What is asked:
Print out the entries below with no edits.

Input data:
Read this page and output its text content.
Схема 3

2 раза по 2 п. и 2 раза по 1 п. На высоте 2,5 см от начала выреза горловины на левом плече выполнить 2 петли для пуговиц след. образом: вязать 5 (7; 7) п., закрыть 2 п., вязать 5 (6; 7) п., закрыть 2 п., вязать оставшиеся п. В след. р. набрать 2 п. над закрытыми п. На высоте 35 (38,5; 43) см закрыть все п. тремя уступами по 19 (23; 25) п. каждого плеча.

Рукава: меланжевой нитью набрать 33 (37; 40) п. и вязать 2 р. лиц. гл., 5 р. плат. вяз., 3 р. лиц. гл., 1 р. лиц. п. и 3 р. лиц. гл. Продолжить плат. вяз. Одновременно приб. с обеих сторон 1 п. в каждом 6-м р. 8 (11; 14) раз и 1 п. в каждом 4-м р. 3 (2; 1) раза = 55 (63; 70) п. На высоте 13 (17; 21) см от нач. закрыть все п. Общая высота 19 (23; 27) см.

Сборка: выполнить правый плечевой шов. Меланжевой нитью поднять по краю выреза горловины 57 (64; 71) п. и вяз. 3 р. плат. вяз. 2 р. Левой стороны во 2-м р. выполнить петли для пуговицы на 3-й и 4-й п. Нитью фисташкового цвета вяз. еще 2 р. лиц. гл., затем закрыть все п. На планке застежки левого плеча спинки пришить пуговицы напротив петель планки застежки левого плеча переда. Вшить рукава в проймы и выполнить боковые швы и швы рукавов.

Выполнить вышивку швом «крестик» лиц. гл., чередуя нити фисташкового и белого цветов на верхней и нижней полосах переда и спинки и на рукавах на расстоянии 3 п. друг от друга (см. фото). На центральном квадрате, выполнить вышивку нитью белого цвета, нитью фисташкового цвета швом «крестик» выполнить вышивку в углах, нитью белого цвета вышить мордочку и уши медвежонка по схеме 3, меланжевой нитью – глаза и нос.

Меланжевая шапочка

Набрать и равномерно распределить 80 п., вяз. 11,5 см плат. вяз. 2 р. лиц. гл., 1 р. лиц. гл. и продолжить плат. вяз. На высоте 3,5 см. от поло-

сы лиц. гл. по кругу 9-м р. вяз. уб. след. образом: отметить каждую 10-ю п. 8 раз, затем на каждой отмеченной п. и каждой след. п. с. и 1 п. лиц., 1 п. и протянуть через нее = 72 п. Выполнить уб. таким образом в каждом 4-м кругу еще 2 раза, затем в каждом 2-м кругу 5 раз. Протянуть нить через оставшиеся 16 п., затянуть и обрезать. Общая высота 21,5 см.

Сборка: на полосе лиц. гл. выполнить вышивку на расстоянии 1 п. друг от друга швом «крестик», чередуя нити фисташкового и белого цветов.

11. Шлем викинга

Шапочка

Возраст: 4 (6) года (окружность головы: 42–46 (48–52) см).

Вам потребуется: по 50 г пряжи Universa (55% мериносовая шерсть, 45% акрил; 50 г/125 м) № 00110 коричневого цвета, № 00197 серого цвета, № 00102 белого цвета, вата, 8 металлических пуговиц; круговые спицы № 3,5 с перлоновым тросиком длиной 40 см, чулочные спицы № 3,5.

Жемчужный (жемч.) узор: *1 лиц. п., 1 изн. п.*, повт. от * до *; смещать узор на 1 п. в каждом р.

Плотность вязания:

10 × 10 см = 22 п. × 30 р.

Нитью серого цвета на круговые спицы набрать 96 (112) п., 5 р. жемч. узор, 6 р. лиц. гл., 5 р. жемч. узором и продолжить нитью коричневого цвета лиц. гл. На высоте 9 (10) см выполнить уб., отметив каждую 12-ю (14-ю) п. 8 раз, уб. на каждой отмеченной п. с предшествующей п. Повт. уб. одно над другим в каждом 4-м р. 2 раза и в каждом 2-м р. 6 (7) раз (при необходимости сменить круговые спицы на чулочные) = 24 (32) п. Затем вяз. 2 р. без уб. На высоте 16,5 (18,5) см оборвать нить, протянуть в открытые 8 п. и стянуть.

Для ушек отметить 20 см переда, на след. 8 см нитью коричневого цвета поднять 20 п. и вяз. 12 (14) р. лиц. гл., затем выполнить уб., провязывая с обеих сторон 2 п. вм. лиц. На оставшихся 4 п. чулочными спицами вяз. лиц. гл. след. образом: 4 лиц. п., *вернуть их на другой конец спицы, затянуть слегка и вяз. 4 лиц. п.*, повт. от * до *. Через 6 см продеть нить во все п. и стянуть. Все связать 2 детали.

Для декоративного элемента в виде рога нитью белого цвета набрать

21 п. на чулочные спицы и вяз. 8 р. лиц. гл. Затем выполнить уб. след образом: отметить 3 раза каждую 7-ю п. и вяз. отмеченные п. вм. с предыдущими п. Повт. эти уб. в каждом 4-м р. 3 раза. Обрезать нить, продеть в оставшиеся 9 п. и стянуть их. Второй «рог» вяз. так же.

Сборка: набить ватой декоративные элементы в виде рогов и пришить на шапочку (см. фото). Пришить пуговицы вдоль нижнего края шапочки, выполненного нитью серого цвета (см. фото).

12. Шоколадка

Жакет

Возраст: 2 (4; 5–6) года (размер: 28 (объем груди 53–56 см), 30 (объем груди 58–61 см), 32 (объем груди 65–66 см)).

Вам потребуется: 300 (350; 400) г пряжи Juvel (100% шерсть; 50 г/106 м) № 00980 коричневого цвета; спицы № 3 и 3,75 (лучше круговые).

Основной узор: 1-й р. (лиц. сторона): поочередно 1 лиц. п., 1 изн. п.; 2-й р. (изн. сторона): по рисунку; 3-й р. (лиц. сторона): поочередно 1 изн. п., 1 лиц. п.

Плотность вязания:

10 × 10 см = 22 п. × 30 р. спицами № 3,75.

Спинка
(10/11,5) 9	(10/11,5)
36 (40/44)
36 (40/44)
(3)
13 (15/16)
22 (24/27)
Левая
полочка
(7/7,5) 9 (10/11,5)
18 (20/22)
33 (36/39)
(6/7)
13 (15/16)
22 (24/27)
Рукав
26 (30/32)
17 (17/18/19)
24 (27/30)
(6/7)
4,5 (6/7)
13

Complete response:
Read this page and output its text content.
Схема 3

2 раза по 2 п. и 2 раза по 1 п. На высоте 2,5 см от начала выреза горловины на левом плече выполнить 2 петли для пуговиц след. образом: вязать 5 (7; 7) п., закрыть 2 п., вязать 5 (6; 7) п., закрыть 2 п., вязать оставшиеся п. В след. р. набрать 2 п. над закрытыми п. На высоте 35 (38,5; 43) см закрыть все п. тремя уступами по 19 (23; 25) п. каждого плеча.

Рукава: меланжевой нитью набрать 33 (37; 40) п. и вязать 2 р. лиц. гл., 5 р. плат. вяз., 3 р. лиц. гл., 1 р. лиц. п. и 3 р. лиц. гл. Продолжить плат. вяз. Одновременно приб. с обеих сторон 1 п. в каждом 6-м р. 8 (11; 14) раз и 1 п. в каждом 4-м р. 3 (2; 1) раза = 55 (63; 70) п. На высоте 13 (17; 21) см от нач. закрыть все п. Общая высота 19 (23; 27) см.

Сборка: выполнить правый плечевой шов. Меланжевой нитью поднять по краю выреза горловины 57 (64; 71) п. и вяз. 3 р. плат. вяз. 2 р. Левой стороны во 2-м р. выполнить петли для пуговицы на 3-й и 4-й п. Нитью фисташкового цвета вяз. еще 2 р. лиц. гл., затем закрыть все п. На планке застежки левого плеча спинки пришить пуговицы напротив петель планки застежки левого плеча переда. Вшить рукава в проймы и выполнить боковые швы и швы рукавов.

Выполнить вышивку швом «крестик» лиц. гл., чередуя нити фисташкового и белого цветов на верхней и нижней полосах переда и спинки и на рукавах на расстоянии 3 п. друг от друга (см. фото). На центральном квадрате, выполнить вышивку нитью белого цвета, нитью фисташкового цвета швом «крестик» выполнить вышивку в углах, нитью белого цвета вышить мордочку и уши медвежонка по схеме 3, меланжевой нитью – глаза и нос.

Меланжевая шапочка

Набрать и равномерно распределить 80 п., вяз. 11,5 см плат. вяз. 2 р. лиц. гл., 1 р. лиц. гл. и продолжить плат. вяз. На высоте 3,5 см. от поло-

сы лиц. гл. по кругу 9-м р. вяз. уб. след. образом: отметить каждую 10-ю п. 8 раз, затем на каждой отмеченной п. и каждой след. п. с. и 1 п. лиц., 1 п. и протянуть через нее = 72 п. Выполнить уб. таким образом в каждом 4-м кругу еще 2 раза, затем в каждом 2-м кругу 5 раз. Протянуть нить через оставшиеся 16 п., затянуть и обрезать. Общая высота 21,5 см.

Сборка: на полосе лиц. гл. выполнить вышивку на расстоянии 1 п. друг от друга швом «крестик», чередуя нити фисташкового и белого цветов.

11. Шлем викинга

Шапочка

Возраст: 4 (6) года (окружность головы: 42–46 (48–52) см).

Вам потребуется: по 50 г пряжи Universa (55% мериносовая шерсть, 45% акрил; 50 г/125 м) № 00110 коричневого цвета, № 00197 серого цвета, № 00102 белого цвета, вата, 8 металлических пуговиц; круговые спицы № 3,5 с перлоновым тросиком длиной 40 см, чулочные спицы № 3,5.

Жемчужный (жемч.) узор: *1 лиц. п., 1 изн. п.*, повт. от * до *; смещать узор на 1 п. в каждом р.

Плотность вязания:

10 × 10 см = 22 п. × 30 р.

Нитью серого цвета на круговые спицы набрать 96 (112) п., 5 р. жемч. узор, 6 р. лиц. гл., 5 р. жемч. узором и продолжить нитью коричневого цвета лиц. гл. На высоте 9 (10) см выполнить уб., отметив каждую 12-ю (14-ю) п. 8 раз, уб. на каждой отмеченной п. с предшествующей п. Повт. уб. одно над другим в каждом 4-м р. 2 раза и в каждом 2-м р. 6 (7) раз (при необходимости сменить круговые спицы на чулочные) = 24 (32) п. Затем вяз. 2 р. без уб. На высоте 16,5 (18,5) см оборвать нить, протянуть в открытые 8 п. и стянуть.

Для ушек отметить 20 см переда, на след. 8 см нитью коричневого цвета поднять 20 п. и вяз. 12 (14) р. лиц. гл., затем выполнить уб., провязывая с обеих сторон 2 п. вм. лиц. На оставшихся 4 п. чулочными спицами вяз. лиц. гл. след. образом: 4 лиц. п., *вернуть их на другой конец спицы, затянуть слегка и вяз. 4 лиц. п.*, повт. от * до *. Через 6 см продеть нить во все п. и стянуть. Все связать 2 детали.

Для декоративного элемента в виде рога нитью белого цвета набрать

21 п. на чулочные спицы и вяз. 8 р. лиц. гл. Затем выполнить уб. след образом: отметить 3 раза каждую 7-ю п. и вяз. отмеченные п. вм. с предыдущими п. Повт. эти уб. в каждом 4-м р. 3 раза. Обрезать нить, продеть в оставшиеся 9 п. и стянуть их. Второй «рог» вяз. так же.

Сборка: набить ватой декоративные элементы в виде рогов и пришить на шапочку (см. фото). Пришить пуговицы вдоль нижнего края шапочки, выполненного нитью серого цвета (см. фото).

12. Шоколадка

Жакет

Возраст: 2 (4; 5–6) года (размер: 28 (объем груди 53–56 см), 30 (объем груди 58–61 см), 32 (объем груди 65–66 см)).

Вам потребуется: 300 (350; 400) г пряжи Juvel (100% шерсть; 50 г/106 м) № 00980 коричневого цвета; спицы № 3 и 3,75 (лучше круговые).

Основной узор: 1-й р. (лиц. сторона): поочередно 1 лиц. п., 1 изн. п.; 2-й р. (изн. сторона): по рисунку; 3-й р. (лиц. сторона): поочередно 1 изн. п., 1 лиц. п.

Плотность вязания:

10 × 10 см = 22 п. × 30 р. спицами № 3,75.

Спинка
(10/11,5) 9	(10/11,5)
36 (40/44)
36 (40/44)
(3)
13 (15/16)
22 (24/27)
Левая
полочка
(7/7,5) 9 (10/11,5)
18 (20/22)
33 (36/39)
(6/7)
13 (15/16)
22 (24/27)
Рукав
26 (30/32)
17 (17/18/19)
24 (27/30)
(6/7)
4,5 (6/7)
13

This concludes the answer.